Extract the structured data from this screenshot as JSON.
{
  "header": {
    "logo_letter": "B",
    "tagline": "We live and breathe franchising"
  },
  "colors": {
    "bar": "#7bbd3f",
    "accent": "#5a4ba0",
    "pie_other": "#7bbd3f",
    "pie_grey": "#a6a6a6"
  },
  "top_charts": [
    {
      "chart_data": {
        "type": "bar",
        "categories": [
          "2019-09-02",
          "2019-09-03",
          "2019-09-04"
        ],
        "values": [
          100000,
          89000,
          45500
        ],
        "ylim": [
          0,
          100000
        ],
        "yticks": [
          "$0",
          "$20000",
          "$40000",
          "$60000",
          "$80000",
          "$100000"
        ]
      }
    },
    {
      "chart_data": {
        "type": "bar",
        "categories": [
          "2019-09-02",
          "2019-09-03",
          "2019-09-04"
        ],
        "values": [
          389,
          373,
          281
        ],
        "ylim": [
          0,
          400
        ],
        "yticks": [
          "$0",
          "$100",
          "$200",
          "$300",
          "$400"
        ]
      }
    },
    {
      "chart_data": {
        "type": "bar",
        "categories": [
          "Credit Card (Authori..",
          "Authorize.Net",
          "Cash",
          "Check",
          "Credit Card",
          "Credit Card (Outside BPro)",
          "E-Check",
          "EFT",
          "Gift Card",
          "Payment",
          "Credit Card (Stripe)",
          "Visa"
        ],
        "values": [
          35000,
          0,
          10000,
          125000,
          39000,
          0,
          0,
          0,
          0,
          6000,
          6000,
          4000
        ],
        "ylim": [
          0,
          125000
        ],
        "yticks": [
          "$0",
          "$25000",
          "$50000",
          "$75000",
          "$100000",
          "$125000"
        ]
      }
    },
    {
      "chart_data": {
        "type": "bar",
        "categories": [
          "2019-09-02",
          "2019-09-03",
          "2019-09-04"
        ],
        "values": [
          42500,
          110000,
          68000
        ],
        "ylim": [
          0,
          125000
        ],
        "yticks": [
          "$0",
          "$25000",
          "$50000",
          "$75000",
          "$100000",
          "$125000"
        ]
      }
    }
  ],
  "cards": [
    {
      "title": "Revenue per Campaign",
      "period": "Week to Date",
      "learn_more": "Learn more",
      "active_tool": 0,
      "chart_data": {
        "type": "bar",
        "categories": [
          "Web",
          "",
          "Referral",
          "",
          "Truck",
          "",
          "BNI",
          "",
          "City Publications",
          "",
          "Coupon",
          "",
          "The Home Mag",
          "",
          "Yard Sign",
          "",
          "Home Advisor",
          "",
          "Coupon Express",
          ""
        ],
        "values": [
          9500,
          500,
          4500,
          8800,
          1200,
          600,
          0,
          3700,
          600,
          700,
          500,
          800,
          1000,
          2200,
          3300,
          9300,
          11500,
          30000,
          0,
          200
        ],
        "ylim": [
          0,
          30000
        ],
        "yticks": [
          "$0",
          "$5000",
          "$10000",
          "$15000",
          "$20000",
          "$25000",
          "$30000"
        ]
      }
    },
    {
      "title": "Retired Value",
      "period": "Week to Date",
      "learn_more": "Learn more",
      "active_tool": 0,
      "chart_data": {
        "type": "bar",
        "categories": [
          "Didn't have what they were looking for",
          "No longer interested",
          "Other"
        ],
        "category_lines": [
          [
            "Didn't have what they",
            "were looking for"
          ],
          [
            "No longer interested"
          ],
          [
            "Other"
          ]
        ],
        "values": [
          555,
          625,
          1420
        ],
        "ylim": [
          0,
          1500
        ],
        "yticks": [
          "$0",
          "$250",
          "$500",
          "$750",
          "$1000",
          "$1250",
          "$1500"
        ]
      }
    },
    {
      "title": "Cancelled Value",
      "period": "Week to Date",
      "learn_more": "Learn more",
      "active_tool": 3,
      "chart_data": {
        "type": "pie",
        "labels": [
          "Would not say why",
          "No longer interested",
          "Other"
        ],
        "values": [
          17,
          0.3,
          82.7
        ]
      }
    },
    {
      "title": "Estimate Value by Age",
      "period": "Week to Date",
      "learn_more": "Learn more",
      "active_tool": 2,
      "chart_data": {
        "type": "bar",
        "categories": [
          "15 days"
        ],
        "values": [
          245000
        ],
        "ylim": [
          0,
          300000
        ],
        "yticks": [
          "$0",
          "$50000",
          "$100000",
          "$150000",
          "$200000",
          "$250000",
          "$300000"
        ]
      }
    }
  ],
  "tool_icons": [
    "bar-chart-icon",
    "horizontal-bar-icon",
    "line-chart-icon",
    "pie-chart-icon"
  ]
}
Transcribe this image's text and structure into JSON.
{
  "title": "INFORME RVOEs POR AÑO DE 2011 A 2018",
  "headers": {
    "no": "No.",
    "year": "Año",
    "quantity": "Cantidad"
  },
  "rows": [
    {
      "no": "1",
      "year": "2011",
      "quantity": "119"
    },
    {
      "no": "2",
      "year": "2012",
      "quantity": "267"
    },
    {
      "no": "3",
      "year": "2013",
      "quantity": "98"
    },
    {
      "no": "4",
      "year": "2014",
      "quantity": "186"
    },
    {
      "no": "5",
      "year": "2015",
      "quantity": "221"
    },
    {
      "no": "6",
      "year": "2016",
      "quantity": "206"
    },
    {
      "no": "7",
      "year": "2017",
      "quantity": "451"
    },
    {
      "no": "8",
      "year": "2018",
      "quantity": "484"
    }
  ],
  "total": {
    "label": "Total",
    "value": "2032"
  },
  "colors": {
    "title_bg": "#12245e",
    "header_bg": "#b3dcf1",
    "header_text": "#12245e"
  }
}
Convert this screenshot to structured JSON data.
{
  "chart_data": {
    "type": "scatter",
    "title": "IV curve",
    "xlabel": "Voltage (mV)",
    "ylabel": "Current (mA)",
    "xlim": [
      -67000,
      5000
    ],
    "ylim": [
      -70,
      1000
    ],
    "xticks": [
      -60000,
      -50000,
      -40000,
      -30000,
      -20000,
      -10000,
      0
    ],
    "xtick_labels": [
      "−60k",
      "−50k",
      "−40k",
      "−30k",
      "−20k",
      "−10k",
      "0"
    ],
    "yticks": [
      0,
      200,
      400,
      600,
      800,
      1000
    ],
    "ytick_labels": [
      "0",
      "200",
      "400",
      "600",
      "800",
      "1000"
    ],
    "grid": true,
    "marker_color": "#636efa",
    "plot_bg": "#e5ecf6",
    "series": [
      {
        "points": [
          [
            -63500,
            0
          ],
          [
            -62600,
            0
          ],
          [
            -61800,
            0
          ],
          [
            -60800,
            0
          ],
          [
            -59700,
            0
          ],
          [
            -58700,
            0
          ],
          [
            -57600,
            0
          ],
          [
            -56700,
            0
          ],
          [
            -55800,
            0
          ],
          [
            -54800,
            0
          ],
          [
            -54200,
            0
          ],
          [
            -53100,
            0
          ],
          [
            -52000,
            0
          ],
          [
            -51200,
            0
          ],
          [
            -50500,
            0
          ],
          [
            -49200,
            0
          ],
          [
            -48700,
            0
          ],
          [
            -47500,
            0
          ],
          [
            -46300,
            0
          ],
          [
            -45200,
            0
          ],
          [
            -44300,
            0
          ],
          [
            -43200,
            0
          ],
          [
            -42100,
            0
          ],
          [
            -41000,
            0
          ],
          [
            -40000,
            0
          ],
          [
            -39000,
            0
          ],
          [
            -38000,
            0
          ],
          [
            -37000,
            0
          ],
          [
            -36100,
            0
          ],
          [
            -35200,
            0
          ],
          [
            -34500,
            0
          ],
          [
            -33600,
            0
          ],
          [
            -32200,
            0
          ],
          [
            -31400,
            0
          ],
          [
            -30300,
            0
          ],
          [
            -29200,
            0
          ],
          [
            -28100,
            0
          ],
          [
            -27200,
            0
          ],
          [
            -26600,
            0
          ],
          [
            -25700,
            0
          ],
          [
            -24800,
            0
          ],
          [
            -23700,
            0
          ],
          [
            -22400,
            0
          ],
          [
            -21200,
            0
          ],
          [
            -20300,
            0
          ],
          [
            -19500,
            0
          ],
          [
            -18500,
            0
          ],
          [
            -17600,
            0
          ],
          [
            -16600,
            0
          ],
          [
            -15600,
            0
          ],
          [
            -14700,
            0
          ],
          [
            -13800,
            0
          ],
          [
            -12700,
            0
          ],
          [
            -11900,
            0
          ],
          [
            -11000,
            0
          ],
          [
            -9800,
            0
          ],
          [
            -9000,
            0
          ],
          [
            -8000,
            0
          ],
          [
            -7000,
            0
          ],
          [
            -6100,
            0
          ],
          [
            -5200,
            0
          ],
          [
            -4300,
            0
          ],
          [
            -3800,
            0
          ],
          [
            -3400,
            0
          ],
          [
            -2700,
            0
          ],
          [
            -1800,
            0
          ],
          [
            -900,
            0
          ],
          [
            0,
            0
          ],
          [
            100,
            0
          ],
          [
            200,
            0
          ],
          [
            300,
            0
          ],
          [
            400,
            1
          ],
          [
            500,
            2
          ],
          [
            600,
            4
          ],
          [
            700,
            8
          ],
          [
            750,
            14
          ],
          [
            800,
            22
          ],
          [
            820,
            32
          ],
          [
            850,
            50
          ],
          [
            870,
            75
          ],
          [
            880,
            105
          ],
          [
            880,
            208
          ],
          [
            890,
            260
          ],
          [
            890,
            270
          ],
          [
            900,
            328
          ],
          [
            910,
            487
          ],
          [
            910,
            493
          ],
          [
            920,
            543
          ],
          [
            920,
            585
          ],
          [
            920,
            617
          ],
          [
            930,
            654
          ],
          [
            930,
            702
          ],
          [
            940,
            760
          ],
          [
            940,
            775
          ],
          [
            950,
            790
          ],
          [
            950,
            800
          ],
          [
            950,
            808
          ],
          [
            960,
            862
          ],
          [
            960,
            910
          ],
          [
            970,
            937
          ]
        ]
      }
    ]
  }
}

....

Instruction: Pick out the lines above that hold the string "screenshot" and show them.

Response below:
Extract the structured data from this screenshot as JSON.
Convert this screenshot to structured JSON data.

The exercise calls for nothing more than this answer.